Chart and figure data:
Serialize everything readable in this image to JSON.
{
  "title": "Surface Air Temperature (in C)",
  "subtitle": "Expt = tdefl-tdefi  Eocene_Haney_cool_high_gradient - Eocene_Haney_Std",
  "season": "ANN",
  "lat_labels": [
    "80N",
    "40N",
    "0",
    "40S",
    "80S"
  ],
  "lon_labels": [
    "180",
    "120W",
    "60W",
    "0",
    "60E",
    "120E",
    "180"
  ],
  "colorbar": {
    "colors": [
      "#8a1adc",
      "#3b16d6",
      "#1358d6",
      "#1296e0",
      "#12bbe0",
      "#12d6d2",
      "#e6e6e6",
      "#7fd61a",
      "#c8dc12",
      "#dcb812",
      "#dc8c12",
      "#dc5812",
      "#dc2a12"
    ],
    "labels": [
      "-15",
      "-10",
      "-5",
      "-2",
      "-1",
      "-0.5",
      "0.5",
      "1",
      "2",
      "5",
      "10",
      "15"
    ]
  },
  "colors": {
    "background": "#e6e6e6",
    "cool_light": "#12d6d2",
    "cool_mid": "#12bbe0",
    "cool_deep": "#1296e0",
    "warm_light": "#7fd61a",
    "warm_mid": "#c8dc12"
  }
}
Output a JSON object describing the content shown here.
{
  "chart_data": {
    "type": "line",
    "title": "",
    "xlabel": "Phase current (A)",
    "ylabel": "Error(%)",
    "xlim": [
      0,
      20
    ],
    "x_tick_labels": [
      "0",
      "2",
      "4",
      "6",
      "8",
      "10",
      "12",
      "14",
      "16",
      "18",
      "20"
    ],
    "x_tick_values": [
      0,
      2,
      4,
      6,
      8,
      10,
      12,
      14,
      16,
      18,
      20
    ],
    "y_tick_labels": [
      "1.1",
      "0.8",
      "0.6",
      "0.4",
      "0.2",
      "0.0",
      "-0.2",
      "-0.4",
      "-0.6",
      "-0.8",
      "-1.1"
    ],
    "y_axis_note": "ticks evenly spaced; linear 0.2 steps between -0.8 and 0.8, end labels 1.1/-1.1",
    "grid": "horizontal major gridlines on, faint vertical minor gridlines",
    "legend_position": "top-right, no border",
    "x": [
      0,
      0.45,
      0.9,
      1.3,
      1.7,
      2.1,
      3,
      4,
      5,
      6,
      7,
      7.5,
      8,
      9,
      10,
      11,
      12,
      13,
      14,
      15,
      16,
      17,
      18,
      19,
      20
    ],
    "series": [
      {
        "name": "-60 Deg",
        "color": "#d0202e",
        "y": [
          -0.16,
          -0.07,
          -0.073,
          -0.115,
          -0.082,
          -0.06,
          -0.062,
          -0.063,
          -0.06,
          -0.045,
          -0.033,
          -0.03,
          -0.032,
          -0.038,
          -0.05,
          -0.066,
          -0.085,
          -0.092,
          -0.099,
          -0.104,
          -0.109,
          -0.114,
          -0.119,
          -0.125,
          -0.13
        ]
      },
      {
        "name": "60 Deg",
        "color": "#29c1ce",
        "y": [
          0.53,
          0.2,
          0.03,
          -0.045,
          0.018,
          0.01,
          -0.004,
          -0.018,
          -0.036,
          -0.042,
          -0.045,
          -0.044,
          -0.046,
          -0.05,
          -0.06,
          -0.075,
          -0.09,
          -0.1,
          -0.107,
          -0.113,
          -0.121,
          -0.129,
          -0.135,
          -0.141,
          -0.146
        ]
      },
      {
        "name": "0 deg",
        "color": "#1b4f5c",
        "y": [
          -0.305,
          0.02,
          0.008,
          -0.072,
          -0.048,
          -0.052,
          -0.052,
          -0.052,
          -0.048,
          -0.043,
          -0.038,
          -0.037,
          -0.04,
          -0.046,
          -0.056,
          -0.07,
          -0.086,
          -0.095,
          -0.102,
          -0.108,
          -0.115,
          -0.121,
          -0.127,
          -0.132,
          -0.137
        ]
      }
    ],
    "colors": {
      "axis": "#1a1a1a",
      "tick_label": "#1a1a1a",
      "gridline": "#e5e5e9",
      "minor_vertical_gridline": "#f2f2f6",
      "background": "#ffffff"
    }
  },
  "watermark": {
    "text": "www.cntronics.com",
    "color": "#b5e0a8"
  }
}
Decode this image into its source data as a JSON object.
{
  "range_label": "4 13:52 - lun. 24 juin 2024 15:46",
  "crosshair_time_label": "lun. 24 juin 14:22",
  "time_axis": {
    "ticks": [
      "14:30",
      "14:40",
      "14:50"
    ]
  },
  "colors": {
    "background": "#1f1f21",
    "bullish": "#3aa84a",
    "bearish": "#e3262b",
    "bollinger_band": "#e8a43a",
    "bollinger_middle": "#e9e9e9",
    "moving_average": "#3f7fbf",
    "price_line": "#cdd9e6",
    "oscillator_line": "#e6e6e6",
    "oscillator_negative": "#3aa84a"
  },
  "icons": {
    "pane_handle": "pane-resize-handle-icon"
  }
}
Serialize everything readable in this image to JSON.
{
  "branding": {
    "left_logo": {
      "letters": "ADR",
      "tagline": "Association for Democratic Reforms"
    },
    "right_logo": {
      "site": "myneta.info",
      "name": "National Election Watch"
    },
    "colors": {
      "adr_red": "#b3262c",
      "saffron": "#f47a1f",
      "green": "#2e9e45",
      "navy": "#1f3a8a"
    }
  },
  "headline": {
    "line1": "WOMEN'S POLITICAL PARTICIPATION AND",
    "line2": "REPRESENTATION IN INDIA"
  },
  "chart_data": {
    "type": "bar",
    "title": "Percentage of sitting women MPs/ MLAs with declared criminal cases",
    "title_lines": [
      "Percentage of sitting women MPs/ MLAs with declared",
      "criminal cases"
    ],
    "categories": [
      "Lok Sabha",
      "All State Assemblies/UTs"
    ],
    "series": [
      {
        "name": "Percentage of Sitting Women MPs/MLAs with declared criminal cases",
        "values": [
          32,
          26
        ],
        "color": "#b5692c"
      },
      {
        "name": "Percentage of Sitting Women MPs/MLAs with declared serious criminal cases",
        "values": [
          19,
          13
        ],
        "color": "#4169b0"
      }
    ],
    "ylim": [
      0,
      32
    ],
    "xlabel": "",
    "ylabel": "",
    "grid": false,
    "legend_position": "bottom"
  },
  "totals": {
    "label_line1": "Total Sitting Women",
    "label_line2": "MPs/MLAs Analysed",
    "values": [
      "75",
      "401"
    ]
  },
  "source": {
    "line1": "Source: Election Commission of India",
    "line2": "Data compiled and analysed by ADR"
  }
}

What is being asked: Copy out every line in the entries above that holds "name".

Solution for this exercise:
        "name": "-60 Deg",
        "name": "60 Deg",
        "name": "0 deg",
      "name": "National Election Watch"
        "name": "Percentage of Sitting Women MPs/MLAs with declared criminal cases",
        "name": "Percentage of Sitting Women MPs/MLAs with declared serious criminal cases",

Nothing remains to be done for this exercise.